— BEGIN Data provided —

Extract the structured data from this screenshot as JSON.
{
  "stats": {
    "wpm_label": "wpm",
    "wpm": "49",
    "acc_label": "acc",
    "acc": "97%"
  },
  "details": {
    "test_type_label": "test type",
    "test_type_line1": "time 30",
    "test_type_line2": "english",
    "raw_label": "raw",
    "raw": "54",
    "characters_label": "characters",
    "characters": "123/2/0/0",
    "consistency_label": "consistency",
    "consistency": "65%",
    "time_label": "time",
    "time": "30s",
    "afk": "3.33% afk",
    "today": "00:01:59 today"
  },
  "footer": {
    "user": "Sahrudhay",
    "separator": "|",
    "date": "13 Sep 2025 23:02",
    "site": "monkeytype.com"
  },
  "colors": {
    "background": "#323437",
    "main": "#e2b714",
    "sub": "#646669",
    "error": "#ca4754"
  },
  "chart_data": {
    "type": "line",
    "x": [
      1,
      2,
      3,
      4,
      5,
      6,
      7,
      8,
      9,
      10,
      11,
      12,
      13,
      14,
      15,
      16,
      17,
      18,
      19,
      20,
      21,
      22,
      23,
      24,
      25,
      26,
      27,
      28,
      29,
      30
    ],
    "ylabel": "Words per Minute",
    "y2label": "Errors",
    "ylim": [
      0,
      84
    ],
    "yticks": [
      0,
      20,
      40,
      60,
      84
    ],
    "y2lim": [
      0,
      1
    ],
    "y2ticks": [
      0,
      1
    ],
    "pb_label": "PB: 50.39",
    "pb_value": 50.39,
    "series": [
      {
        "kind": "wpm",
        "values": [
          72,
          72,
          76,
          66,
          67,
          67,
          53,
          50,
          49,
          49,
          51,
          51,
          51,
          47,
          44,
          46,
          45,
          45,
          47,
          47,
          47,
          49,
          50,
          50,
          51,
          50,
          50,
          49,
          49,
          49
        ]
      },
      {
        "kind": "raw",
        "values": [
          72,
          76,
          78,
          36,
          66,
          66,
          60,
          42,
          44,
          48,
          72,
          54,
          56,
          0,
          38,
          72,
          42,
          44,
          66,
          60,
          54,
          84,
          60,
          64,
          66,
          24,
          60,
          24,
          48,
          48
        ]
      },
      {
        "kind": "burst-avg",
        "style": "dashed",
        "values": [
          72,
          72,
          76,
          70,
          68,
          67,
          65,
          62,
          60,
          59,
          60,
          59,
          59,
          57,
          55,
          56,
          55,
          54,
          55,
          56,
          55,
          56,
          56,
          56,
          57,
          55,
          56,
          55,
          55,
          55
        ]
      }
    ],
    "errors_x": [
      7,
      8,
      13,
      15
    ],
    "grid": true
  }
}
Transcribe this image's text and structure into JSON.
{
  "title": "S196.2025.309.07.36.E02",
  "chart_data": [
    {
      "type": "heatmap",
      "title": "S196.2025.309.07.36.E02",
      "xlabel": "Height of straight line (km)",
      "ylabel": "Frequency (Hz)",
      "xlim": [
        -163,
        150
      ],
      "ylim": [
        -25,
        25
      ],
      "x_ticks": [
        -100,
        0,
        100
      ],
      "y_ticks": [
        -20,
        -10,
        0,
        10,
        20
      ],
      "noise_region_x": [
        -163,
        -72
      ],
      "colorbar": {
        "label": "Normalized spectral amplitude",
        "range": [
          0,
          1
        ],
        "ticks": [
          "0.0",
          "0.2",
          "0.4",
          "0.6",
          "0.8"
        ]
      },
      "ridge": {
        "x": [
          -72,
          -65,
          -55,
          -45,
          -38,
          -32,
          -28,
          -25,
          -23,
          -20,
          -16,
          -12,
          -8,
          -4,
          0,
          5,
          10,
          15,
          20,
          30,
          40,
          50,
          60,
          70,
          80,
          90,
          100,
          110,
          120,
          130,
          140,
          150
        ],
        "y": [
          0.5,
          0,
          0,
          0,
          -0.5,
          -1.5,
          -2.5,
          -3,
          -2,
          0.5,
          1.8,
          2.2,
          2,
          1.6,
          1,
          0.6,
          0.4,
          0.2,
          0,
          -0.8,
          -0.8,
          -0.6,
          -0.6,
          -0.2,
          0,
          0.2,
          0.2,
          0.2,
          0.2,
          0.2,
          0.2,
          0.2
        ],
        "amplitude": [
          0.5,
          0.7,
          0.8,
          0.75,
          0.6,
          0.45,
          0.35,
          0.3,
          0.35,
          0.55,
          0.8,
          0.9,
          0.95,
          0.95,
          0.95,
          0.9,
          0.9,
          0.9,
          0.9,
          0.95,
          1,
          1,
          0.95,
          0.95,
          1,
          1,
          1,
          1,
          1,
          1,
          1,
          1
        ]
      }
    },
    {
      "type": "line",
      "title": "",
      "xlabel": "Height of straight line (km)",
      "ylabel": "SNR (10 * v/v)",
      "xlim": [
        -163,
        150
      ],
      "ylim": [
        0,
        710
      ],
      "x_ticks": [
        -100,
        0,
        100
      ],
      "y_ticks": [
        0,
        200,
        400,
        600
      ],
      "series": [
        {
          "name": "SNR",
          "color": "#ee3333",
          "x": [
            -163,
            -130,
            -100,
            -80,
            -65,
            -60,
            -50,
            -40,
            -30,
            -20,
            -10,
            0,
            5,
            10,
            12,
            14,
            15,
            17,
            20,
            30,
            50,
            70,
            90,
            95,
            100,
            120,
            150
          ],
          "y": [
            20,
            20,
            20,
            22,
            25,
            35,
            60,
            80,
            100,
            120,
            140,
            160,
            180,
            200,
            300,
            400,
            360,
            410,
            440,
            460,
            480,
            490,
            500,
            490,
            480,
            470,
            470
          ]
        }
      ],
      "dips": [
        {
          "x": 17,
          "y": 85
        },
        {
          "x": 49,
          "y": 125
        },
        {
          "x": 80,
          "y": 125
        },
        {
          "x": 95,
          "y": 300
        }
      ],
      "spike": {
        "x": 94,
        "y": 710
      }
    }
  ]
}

— END Data provided —

Description of the task :: Repeat each record exactly, leaving nothing out.

Solution to this exercise ::
Extract the structured data from this screenshot as JSON.
{
  "stats": {
    "wpm_label": "wpm",
    "wpm": "49",
    "acc_label": "acc",
    "acc": "97%"
  },
  "details": {
    "test_type_label": "test type",
    "test_type_line1": "time 30",
    "test_type_line2": "english",
    "raw_label": "raw",
    "raw": "54",
    "characters_label": "characters",
    "characters": "123/2/0/0",
    "consistency_label": "consistency",
    "consistency": "65%",
    "time_label": "time",
    "time": "30s",
    "afk": "3.33% afk",
    "today": "00:01:59 today"
  },
  "footer": {
    "user": "Sahrudhay",
    "separator": "|",
    "date": "13 Sep 2025 23:02",
    "site": "monkeytype.com"
  },
  "colors": {
    "background": "#323437",
    "main": "#e2b714",
    "sub": "#646669",
    "error": "#ca4754"
  },
  "chart_data": {
    "type": "line",
    "x": [
      1,
      2,
      3,
      4,
      5,
      6,
      7,
      8,
      9,
      10,
      11,
      12,
      13,
      14,
      15,
      16,
      17,
      18,
      19,
      20,
      21,
      22,
      23,
      24,
      25,
      26,
      27,
      28,
      29,
      30
    ],
    "ylabel": "Words per Minute",
    "y2label": "Errors",
    "ylim": [
      0,
      84
    ],
    "yticks": [
      0,
      20,
      40,
      60,
      84
    ],
    "y2lim": [
      0,
      1
    ],
    "y2ticks": [
      0,
      1
    ],
    "pb_label": "PB: 50.39",
    "pb_value": 50.39,
    "series": [
      {
        "kind": "wpm",
        "values": [
          72,
          72,
          76,
          66,
          67,
          67,
          53,
          50,
          49,
          49,
          51,
          51,
          51,
          47,
          44,
          46,
          45,
          45,
          47,
          47,
          47,
          49,
          50,
          50,
          51,
          50,
          50,
          49,
          49,
          49
        ]
      },
      {
        "kind": "raw",
        "values": [
          72,
          76,
          78,
          36,
          66,
          66,
          60,
          42,
          44,
          48,
          72,
          54,
          56,
          0,
          38,
          72,
          42,
          44,
          66,
          60,
          54,
          84,
          60,
          64,
          66,
          24,
          60,
          24,
          48,
          48
        ]
      },
      {
        "kind": "burst-avg",
        "style": "dashed",
        "values": [
          72,
          72,
          76,
          70,
          68,
          67,
          65,
          62,
          60,
          59,
          60,
          59,
          59,
          57,
          55,
          56,
          55,
          54,
          55,
          56,
          55,
          56,
          56,
          56,
          57,
          55,
          56,
          55,
          55,
          55
        ]
      }
    ],
    "errors_x": [
      7,
      8,
      13,
      15
    ],
    "grid": true
  }
}
Transcribe this image's text and structure into JSON.
{
  "title": "S196.2025.309.07.36.E02",
  "chart_data": [
    {
      "type": "heatmap",
      "title": "S196.2025.309.07.36.E02",
      "xlabel": "Height of straight line (km)",
      "ylabel": "Frequency (Hz)",
      "xlim": [
        -163,
        150
      ],
      "ylim": [
        -25,
        25
      ],
      "x_ticks": [
        -100,
        0,
        100
      ],
      "y_ticks": [
        -20,
        -10,
        0,
        10,
        20
      ],
      "noise_region_x": [
        -163,
        -72
      ],
      "colorbar": {
        "label": "Normalized spectral amplitude",
        "range": [
          0,
          1
        ],
        "ticks": [
          "0.0",
          "0.2",
          "0.4",
          "0.6",
          "0.8"
        ]
      },
      "ridge": {
        "x": [
          -72,
          -65,
          -55,
          -45,
          -38,
          -32,
          -28,
          -25,
          -23,
          -20,
          -16,
          -12,
          -8,
          -4,
          0,
          5,
          10,
          15,
          20,
          30,
          40,
          50,
          60,
          70,
          80,
          90,
          100,
          110,
          120,
          130,
          140,
          150
        ],
        "y": [
          0.5,
          0,
          0,
          0,
          -0.5,
          -1.5,
          -2.5,
          -3,
          -2,
          0.5,
          1.8,
          2.2,
          2,
          1.6,
          1,
          0.6,
          0.4,
          0.2,
          0,
          -0.8,
          -0.8,
          -0.6,
          -0.6,
          -0.2,
          0,
          0.2,
          0.2,
          0.2,
          0.2,
          0.2,
          0.2,
          0.2
        ],
        "amplitude": [
          0.5,
          0.7,
          0.8,
          0.75,
          0.6,
          0.45,
          0.35,
          0.3,
          0.35,
          0.55,
          0.8,
          0.9,
          0.95,
          0.95,
          0.95,
          0.9,
          0.9,
          0.9,
          0.9,
          0.95,
          1,
          1,
          0.95,
          0.95,
          1,
          1,
          1,
          1,
          1,
          1,
          1,
          1
        ]
      }
    },
    {
      "type": "line",
      "title": "",
      "xlabel": "Height of straight line (km)",
      "ylabel": "SNR (10 * v/v)",
      "xlim": [
        -163,
        150
      ],
      "ylim": [
        0,
        710
      ],
      "x_ticks": [
        -100,
        0,
        100
      ],
      "y_ticks": [
        0,
        200,
        400,
        600
      ],
      "series": [
        {
          "name": "SNR",
          "color": "#ee3333",
          "x": [
            -163,
            -130,
            -100,
            -80,
            -65,
            -60,
            -50,
            -40,
            -30,
            -20,
            -10,
            0,
            5,
            10,
            12,
            14,
            15,
            17,
            20,
            30,
            50,
            70,
            90,
            95,
            100,
            120,
            150
          ],
          "y": [
            20,
            20,
            20,
            22,
            25,
            35,
            60,
            80,
            100,
            120,
            140,
            160,
            180,
            200,
            300,
            400,
            360,
            410,
            440,
            460,
            480,
            490,
            500,
            490,
            480,
            470,
            470
          ]
        }
      ],
      "dips": [
        {
          "x": 17,
          "y": 85
        },
        {
          "x": 49,
          "y": 125
        },
        {
          "x": 80,
          "y": 125
        },
        {
          "x": 95,
          "y": 300
        }
      ],
      "spike": {
        "x": 94,
        "y": 710
      }
    }
  ]
}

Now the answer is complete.